Search the records that follow and extract every line containing the string "Wandsbeckerstieg".

**** Given data ****

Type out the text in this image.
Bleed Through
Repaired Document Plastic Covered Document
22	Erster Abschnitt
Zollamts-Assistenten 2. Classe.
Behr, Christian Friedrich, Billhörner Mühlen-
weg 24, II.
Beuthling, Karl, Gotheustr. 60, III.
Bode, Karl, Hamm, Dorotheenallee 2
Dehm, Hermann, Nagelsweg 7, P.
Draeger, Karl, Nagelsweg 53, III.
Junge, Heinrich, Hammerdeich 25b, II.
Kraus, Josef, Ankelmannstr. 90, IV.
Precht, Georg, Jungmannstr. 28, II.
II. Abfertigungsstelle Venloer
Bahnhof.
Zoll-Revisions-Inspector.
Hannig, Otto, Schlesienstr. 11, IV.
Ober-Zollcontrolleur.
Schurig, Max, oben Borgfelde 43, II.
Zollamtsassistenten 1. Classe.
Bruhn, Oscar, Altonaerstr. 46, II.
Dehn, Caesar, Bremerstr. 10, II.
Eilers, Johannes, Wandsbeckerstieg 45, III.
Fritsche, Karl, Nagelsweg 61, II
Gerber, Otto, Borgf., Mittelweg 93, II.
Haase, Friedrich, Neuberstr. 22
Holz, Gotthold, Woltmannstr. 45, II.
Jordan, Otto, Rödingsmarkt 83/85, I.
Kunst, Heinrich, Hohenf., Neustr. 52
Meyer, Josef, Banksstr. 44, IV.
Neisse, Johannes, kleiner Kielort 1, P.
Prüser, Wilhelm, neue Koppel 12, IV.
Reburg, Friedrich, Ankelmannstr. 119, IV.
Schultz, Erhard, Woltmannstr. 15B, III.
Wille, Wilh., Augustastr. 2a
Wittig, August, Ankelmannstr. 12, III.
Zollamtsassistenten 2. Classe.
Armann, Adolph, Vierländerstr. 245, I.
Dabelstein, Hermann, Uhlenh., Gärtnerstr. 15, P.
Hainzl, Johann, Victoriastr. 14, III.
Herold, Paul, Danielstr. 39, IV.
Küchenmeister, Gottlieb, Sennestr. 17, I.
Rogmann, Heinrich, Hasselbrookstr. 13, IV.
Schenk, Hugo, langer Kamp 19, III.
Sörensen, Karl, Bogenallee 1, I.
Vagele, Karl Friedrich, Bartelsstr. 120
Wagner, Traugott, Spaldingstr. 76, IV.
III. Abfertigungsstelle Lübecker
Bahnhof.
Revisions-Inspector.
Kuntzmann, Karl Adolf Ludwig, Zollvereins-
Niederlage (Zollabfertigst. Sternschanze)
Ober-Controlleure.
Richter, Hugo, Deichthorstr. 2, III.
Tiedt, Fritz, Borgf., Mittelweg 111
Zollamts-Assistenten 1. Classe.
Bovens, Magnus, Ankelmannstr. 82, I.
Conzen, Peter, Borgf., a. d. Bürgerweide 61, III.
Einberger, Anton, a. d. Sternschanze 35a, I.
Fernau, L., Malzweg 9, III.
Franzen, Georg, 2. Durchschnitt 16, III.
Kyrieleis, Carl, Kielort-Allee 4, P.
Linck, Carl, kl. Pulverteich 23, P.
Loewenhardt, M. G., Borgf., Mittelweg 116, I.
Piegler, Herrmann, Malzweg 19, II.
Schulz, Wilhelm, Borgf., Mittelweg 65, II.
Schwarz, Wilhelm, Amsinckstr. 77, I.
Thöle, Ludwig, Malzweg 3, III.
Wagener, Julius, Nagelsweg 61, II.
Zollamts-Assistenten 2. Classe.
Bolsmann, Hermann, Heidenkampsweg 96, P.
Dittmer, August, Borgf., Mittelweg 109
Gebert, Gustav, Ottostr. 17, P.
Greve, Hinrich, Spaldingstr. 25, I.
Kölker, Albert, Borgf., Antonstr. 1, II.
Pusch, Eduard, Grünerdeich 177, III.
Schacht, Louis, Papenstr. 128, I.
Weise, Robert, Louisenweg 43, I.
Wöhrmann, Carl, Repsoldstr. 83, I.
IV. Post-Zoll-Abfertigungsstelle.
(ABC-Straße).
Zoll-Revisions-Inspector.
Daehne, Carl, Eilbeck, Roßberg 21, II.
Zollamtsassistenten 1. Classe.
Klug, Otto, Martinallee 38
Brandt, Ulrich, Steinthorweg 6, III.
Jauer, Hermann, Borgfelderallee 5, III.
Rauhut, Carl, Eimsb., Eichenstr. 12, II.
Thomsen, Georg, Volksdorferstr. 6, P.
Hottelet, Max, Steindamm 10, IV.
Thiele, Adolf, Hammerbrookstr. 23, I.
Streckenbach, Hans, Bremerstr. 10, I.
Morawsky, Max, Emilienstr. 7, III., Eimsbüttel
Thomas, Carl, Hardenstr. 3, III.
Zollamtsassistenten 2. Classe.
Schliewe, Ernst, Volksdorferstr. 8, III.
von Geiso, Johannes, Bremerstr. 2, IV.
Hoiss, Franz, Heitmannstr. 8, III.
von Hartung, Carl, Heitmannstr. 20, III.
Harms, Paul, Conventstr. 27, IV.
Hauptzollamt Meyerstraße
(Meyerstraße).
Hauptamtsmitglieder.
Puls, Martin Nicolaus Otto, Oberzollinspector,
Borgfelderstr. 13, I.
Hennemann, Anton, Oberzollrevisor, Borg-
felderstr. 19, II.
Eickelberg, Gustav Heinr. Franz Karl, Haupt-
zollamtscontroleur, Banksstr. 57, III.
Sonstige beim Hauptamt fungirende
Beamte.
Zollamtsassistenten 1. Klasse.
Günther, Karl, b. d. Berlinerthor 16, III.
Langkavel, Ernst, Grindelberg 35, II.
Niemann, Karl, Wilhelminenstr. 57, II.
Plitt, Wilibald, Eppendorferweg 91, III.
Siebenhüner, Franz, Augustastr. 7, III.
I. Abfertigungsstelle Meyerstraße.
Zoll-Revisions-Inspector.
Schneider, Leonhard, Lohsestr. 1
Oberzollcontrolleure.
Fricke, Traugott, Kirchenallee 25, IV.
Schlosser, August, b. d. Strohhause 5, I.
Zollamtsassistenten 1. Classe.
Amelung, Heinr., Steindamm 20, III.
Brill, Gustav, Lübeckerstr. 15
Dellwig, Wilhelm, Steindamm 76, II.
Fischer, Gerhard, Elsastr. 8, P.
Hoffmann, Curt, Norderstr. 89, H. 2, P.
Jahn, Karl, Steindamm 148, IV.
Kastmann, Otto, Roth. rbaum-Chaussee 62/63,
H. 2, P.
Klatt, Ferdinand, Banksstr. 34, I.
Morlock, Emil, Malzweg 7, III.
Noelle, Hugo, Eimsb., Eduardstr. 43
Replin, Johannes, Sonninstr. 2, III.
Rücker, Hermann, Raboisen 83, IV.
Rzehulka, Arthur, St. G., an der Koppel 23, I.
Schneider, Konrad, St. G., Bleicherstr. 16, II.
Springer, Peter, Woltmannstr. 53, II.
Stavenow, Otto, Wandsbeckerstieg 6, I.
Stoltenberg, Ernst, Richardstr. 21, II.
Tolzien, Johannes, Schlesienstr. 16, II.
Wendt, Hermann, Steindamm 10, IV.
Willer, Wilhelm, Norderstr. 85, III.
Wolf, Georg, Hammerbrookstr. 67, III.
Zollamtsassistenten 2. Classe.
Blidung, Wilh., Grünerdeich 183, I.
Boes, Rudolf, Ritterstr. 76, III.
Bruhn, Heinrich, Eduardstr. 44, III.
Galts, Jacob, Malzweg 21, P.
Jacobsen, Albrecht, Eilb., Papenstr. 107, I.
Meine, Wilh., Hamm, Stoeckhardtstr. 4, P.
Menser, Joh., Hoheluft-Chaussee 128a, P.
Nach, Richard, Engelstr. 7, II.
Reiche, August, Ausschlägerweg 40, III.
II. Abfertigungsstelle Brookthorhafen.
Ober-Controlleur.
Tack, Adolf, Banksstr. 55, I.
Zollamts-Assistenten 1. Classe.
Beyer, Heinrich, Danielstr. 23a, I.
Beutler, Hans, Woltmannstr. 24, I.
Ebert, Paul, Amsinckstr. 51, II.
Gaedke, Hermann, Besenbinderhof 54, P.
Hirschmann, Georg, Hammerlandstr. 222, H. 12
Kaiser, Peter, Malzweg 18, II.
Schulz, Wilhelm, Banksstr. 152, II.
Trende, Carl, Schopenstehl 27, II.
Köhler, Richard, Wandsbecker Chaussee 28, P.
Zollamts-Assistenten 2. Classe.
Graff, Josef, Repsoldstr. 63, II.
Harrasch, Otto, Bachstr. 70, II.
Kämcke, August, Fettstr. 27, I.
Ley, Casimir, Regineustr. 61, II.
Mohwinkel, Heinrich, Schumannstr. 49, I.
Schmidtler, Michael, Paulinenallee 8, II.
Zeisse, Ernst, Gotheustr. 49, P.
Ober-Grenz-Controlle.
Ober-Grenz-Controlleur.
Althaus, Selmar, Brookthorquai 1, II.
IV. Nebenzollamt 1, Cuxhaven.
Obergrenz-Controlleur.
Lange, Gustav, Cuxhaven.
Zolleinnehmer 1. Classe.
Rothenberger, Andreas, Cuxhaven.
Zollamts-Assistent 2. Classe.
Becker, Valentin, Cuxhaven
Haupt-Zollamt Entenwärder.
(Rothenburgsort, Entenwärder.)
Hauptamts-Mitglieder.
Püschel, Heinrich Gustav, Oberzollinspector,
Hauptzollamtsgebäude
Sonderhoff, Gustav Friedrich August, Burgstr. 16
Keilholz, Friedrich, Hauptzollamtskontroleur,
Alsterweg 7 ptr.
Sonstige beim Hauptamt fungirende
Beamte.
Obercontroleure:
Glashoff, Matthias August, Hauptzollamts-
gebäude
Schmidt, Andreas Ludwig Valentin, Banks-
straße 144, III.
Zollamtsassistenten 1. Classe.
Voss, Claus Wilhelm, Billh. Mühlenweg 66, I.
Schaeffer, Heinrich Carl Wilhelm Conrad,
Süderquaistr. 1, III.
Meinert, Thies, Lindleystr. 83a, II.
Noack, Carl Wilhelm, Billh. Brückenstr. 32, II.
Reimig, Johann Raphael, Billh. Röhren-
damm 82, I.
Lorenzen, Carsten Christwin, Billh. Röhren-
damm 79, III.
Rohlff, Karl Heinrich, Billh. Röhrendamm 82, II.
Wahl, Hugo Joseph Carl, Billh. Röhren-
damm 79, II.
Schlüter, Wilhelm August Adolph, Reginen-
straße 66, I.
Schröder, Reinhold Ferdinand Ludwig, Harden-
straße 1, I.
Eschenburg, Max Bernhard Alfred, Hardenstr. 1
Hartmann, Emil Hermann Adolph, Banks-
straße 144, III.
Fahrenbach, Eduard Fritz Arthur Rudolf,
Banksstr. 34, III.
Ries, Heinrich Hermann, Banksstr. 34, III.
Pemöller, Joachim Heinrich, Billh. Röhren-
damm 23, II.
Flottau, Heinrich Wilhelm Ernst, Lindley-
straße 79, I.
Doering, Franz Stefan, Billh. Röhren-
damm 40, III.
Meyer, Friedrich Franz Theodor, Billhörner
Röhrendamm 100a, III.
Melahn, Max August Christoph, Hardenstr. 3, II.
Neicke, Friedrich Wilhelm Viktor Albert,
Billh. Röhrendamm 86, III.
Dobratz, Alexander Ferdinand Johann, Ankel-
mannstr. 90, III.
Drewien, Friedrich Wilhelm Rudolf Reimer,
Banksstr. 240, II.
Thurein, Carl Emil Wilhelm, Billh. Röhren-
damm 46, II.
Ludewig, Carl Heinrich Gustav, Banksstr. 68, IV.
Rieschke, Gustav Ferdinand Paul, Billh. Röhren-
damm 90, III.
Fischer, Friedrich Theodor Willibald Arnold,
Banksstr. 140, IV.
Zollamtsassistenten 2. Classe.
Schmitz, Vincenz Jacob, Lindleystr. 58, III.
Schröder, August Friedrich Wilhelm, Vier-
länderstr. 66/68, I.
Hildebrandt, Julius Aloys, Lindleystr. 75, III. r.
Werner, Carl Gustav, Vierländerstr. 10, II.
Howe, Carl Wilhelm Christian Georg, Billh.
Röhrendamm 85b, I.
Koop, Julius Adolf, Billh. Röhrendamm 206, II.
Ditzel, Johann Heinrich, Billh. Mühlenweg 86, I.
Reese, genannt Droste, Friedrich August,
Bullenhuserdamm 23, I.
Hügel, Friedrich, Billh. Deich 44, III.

****

## Result for this task
Eilers, Johannes, Wandsbeckerstieg 45, III.
Stavenow, Otto, Wandsbeckerstieg 6, I.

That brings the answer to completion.